***** PROVIDED ENTRIES *****

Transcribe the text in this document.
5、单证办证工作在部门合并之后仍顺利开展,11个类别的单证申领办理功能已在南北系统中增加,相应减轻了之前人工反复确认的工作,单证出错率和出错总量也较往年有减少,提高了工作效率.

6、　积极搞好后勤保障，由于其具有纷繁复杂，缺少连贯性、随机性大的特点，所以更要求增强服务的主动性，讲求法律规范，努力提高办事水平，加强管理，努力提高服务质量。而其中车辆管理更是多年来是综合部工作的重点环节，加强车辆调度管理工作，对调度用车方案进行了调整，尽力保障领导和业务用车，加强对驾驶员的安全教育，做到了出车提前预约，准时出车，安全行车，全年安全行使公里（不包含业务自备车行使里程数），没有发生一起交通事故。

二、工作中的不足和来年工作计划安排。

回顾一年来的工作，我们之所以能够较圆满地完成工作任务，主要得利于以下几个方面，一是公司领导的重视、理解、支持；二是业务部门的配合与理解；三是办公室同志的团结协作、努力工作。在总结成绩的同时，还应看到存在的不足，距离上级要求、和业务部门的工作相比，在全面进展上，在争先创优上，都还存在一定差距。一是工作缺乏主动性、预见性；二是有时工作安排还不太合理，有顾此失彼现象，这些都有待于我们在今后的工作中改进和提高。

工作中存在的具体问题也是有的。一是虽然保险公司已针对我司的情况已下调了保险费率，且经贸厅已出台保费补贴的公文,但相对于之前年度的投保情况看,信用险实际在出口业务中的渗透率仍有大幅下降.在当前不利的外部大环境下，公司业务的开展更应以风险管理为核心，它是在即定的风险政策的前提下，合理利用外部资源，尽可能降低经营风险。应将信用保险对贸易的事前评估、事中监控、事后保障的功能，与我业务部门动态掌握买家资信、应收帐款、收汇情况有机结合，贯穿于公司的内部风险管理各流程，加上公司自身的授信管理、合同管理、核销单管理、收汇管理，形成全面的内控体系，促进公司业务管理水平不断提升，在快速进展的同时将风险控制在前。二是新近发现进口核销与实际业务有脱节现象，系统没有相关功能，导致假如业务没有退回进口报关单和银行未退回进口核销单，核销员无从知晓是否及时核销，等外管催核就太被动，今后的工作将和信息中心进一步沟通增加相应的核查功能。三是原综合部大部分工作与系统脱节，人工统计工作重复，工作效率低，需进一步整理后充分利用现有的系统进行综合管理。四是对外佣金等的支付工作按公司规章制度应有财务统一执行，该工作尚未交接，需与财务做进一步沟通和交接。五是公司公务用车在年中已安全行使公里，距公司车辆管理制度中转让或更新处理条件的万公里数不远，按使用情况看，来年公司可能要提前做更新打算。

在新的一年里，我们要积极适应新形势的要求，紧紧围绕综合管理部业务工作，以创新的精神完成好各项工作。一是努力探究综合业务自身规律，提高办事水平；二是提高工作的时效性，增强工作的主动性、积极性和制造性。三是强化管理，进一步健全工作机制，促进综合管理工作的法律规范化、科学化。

*****

Each record should come back exactly as written.

Transcribe the text in this document.
5、单证办证工作在部门合并之后仍顺利开展,11个类别的单证申领办理功能已在南北系统中增加,相应减轻了之前人工反复确认的工作,单证出错率和出错总量也较往年有减少,提高了工作效率.

6、　积极搞好后勤保障，由于其具有纷繁复杂，缺少连贯性、随机性大的特点，所以更要求增强服务的主动性，讲求法律规范，努力提高办事水平，加强管理，努力提高服务质量。而其中车辆管理更是多年来是综合部工作的重点环节，加强车辆调度管理工作，对调度用车方案进行了调整，尽力保障领导和业务用车，加强对驾驶员的安全教育，做到了出车提前预约，准时出车，安全行车，全年安全行使公里（不包含业务自备车行使里程数），没有发生一起交通事故。

二、工作中的不足和来年工作计划安排。

回顾一年来的工作，我们之所以能够较圆满地完成工作任务，主要得利于以下几个方面，一是公司领导的重视、理解、支持；二是业务部门的配合与理解；三是办公室同志的团结协作、努力工作。在总结成绩的同时，还应看到存在的不足，距离上级要求、和业务部门的工作相比，在全面进展上，在争先创优上，都还存在一定差距。一是工作缺乏主动性、预见性；二是有时工作安排还不太合理，有顾此失彼现象，这些都有待于我们在今后的工作中改进和提高。

工作中存在的具体问题也是有的。一是虽然保险公司已针对我司的情况已下调了保险费率，且经贸厅已出台保费补贴的公文,但相对于之前年度的投保情况看,信用险实际在出口业务中的渗透率仍有大幅下降.在当前不利的外部大环境下，公司业务的开展更应以风险管理为核心，它是在即定的风险政策的前提下，合理利用外部资源，尽可能降低经营风险。应将信用保险对贸易的事前评估、事中监控、事后保障的功能，与我业务部门动态掌握买家资信、应收帐款、收汇情况有机结合，贯穿于公司的内部风险管理各流程，加上公司自身的授信管理、合同管理、核销单管理、收汇管理，形成全面的内控体系，促进公司业务管理水平不断提升，在快速进展的同时将风险控制在前。二是新近发现进口核销与实际业务有脱节现象，系统没有相关功能，导致假如业务没有退回进口报关单和银行未退回进口核销单，核销员无从知晓是否及时核销，等外管催核就太被动，今后的工作将和信息中心进一步沟通增加相应的核查功能。三是原综合部大部分工作与系统脱节，人工统计工作重复，工作效率低，需进一步整理后充分利用现有的系统进行综合管理。四是对外佣金等的支付工作按公司规章制度应有财务统一执行，该工作尚未交接，需与财务做进一步沟通和交接。五是公司公务用车在年中已安全行使公里，距公司车辆管理制度中转让或更新处理条件的万公里数不远，按使用情况看，来年公司可能要提前做更新打算。

在新的一年里，我们要积极适应新形势的要求，紧紧围绕综合管理部业务工作，以创新的精神完成好各项工作。一是努力探究综合业务自身规律，提高办事水平；二是提高工作的时效性，增强工作的主动性、积极性和制造性。三是强化管理，进一步健全工作机制，促进综合管理工作的法律规范化、科学化。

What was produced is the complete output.